# [AIM]
Print the listing below exactly.

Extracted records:
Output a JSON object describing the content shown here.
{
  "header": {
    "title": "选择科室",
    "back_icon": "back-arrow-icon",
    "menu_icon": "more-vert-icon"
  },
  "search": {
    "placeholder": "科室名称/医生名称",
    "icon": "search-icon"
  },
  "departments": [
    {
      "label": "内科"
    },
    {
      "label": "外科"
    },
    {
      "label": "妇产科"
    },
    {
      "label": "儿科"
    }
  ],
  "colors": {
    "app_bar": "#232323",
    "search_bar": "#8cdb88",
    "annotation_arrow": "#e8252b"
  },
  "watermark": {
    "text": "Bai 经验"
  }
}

# [FINISHED TASK]
Output a JSON object describing the content shown here.
{
  "header": {
    "title": "选择科室",
    "back_icon": "back-arrow-icon",
    "menu_icon": "more-vert-icon"
  },
  "search": {
    "placeholder": "科室名称/医生名称",
    "icon": "search-icon"
  },
  "departments": [
    {
      "label": "内科"
    },
    {
      "label": "外科"
    },
    {
      "label": "妇产科"
    },
    {
      "label": "儿科"
    }
  ],
  "colors": {
    "app_bar": "#232323",
    "search_bar": "#8cdb88",
    "annotation_arrow": "#e8252b"
  },
  "watermark": {
    "text": "Bai 经验"
  }
}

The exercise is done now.